**Instruction**:
Search the material below for the string "equivalent" and extract each line that has it.

* begin Supplied data *

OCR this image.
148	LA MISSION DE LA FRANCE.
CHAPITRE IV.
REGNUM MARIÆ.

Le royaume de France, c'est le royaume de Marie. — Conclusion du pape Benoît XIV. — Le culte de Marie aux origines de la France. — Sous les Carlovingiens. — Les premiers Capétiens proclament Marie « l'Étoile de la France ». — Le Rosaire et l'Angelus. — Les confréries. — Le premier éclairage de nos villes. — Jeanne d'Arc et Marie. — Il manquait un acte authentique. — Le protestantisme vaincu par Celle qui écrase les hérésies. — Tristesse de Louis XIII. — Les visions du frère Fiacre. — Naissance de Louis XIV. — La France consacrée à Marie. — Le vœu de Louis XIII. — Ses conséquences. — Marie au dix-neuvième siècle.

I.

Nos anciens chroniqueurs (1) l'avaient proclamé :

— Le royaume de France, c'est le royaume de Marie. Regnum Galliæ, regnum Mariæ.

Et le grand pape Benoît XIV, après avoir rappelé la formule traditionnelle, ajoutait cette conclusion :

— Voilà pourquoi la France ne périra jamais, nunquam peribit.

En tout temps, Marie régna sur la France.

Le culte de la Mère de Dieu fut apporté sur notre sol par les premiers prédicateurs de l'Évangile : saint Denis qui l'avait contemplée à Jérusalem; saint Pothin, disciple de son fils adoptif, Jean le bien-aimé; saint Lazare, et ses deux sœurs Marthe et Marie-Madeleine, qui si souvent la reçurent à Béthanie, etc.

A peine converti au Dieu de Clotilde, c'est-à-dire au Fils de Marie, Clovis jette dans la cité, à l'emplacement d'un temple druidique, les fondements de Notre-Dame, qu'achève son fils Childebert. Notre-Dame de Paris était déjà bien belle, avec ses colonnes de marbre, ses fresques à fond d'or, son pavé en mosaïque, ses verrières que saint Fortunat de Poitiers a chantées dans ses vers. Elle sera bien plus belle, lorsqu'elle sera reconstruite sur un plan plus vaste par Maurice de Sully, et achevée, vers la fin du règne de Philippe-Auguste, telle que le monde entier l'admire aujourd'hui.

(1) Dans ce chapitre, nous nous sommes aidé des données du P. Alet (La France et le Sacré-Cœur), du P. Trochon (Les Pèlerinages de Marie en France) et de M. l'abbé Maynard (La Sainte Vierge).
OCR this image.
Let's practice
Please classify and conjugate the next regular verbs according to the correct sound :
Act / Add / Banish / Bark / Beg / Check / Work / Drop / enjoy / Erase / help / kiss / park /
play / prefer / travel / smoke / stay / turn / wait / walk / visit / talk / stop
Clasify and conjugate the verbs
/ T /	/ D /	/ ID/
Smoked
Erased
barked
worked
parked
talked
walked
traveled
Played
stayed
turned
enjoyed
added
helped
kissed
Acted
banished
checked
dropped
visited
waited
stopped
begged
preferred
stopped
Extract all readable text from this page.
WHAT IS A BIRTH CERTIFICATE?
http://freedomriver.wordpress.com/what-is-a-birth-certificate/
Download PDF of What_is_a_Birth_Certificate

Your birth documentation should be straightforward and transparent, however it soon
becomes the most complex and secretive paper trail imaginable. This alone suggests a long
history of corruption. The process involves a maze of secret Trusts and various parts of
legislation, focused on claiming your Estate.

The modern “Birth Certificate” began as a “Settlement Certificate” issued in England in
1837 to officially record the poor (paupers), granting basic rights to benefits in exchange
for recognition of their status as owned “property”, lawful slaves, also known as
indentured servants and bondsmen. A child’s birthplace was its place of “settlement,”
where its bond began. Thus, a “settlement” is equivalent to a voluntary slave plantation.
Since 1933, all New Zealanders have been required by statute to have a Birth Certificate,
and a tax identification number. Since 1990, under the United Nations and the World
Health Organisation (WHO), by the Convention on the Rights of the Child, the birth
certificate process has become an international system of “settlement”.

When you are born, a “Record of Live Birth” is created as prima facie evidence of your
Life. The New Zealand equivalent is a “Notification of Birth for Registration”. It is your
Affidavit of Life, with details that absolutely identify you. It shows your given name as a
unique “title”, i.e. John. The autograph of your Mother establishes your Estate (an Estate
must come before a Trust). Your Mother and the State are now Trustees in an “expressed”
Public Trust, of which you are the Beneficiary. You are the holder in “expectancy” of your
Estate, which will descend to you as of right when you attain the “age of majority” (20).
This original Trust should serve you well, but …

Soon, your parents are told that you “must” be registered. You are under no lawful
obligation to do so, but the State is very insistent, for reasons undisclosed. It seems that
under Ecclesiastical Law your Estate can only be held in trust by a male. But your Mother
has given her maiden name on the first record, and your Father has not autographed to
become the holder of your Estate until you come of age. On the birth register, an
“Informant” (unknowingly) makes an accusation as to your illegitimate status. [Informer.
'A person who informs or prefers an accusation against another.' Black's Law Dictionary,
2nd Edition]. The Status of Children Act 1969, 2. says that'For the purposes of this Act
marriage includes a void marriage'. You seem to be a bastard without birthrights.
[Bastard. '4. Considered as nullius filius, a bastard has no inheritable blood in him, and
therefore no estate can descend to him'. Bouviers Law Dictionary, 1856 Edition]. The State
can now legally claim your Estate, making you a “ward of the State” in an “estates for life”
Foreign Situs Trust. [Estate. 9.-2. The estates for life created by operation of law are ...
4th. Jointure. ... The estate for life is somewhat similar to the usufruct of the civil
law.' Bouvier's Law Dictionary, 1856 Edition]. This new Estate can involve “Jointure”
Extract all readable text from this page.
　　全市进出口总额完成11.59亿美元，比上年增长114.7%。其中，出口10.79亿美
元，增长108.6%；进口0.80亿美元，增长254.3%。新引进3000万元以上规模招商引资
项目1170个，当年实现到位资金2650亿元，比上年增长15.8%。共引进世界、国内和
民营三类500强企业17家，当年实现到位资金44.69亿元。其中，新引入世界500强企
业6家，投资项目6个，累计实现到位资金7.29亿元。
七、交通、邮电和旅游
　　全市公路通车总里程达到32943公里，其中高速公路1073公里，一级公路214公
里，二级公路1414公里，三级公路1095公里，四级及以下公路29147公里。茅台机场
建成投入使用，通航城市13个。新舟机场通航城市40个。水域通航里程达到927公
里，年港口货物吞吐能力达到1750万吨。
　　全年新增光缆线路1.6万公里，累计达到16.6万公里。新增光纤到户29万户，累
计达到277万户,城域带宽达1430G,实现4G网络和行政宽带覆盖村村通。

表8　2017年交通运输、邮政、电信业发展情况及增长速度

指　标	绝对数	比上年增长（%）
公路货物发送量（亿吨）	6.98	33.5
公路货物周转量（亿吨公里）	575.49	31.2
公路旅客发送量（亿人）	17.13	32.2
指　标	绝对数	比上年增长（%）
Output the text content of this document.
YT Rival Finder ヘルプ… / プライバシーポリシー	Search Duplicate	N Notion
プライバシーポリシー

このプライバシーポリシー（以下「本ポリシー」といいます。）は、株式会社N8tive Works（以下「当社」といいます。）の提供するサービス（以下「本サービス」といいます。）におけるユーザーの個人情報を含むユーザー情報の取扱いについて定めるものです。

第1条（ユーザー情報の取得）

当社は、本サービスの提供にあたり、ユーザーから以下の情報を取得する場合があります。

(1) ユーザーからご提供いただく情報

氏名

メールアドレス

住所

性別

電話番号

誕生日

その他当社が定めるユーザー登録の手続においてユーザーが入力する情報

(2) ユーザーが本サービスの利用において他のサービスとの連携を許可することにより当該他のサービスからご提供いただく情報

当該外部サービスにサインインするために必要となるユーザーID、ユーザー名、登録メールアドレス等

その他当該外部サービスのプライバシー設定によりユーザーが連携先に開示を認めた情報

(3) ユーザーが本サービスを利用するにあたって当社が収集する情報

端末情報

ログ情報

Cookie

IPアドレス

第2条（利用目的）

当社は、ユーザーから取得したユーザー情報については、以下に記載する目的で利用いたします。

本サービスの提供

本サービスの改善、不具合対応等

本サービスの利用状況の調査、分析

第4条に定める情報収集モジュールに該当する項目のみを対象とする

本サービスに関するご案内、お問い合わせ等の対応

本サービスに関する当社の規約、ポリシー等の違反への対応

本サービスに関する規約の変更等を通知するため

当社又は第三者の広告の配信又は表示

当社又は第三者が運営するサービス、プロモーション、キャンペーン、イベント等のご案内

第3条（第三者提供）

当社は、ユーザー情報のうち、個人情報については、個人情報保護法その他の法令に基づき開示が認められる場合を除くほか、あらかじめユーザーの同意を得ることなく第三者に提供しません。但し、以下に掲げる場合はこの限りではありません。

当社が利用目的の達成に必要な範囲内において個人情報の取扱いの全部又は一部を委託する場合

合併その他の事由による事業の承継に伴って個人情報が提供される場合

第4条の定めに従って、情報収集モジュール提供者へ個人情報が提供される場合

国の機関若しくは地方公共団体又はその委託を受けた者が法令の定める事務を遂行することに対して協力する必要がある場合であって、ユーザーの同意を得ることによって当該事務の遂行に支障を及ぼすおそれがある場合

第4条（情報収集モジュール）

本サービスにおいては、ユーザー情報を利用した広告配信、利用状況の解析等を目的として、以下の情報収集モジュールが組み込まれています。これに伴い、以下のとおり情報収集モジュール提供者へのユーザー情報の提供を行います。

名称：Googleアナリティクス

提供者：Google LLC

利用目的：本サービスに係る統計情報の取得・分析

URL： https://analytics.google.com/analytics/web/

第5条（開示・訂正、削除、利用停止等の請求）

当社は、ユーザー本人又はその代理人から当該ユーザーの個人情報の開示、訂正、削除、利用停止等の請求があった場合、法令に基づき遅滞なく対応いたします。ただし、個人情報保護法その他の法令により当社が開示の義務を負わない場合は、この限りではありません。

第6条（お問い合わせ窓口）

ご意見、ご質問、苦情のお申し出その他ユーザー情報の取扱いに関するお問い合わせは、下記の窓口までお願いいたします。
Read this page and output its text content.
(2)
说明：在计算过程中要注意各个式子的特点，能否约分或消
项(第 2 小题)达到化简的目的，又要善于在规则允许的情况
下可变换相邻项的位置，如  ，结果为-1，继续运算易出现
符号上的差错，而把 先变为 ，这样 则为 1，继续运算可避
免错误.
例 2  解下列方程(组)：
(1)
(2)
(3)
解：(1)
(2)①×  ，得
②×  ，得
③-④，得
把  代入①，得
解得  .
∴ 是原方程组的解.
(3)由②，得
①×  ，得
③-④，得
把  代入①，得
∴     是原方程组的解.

* end Supplied data *

**Result below**:
where its bond began. Thus, a “settlement” is equivalent to a voluntary slave plantation.
Life. The New Zealand equivalent is a “Notification of Birth for Registration”. It is your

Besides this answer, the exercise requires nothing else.